>> Start Data lines

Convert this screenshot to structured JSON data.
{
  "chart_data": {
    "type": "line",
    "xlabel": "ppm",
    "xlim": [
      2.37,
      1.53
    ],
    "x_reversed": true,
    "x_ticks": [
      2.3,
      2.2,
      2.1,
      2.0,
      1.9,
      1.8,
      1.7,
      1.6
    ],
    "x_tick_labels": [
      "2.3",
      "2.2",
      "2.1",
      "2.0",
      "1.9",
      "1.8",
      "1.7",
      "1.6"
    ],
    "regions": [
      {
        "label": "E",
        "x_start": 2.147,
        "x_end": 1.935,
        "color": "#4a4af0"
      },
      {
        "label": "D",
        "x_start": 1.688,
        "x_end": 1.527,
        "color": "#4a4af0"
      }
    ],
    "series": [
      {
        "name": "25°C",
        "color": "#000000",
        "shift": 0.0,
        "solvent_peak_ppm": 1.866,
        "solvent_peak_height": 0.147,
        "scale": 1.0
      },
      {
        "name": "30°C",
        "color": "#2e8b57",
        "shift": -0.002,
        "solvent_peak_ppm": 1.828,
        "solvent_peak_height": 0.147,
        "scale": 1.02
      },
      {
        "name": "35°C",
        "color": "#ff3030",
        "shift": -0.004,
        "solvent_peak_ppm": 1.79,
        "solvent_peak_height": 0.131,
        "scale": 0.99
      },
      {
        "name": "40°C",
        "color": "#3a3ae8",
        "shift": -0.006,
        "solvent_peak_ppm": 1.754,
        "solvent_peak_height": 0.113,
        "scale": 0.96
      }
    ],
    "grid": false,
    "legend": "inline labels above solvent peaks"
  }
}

>> End Data lines

#### Stated exercise
Using the listing above, locate the lines that hold "color" and copy each one.

#### Full solution
        "color": "#4a4af0"
        "color": "#4a4af0"
        "color": "#000000",
        "color": "#2e8b57",
        "color": "#ff3030",
        "color": "#3a3ae8",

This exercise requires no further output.